↓

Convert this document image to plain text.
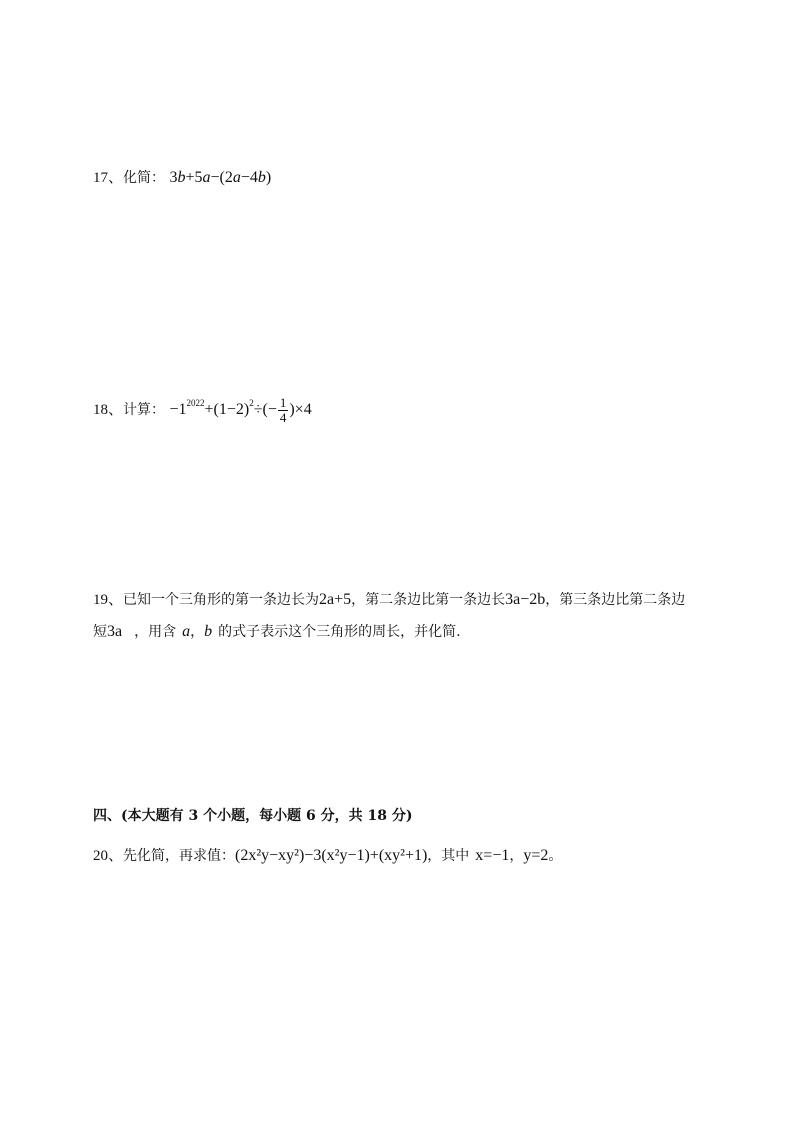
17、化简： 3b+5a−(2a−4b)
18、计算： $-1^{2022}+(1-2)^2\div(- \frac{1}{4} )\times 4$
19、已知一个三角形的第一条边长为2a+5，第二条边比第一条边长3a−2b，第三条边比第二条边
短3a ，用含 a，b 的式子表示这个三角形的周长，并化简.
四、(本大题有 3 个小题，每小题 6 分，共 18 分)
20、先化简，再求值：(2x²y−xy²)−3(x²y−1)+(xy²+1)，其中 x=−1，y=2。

↑
↓

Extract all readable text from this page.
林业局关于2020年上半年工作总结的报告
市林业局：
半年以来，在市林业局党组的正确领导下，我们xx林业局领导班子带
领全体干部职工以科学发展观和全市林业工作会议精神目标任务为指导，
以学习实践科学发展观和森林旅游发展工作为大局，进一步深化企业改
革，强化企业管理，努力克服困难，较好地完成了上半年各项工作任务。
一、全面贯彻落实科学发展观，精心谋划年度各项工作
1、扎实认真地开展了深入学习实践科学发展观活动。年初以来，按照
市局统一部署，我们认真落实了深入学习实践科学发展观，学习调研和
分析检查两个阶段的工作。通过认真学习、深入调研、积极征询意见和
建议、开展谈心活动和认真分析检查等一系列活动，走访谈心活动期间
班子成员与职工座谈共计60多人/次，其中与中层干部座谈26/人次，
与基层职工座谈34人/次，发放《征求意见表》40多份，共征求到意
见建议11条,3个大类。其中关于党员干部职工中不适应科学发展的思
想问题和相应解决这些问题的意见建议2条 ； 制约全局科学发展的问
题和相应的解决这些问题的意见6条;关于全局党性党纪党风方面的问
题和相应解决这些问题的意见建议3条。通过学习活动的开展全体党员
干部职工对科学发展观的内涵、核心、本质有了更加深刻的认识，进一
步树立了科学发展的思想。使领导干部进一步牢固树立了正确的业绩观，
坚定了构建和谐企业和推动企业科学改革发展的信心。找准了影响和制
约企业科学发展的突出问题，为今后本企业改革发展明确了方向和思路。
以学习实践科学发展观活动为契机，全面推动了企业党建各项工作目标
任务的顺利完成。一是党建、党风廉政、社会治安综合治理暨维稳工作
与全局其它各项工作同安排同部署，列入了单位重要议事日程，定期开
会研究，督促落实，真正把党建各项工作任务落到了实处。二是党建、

↑

Look above for every line with the word "text" and copy it.

• [Answer for the task]
Convert this document image to plain text.
Extract all readable text from this page.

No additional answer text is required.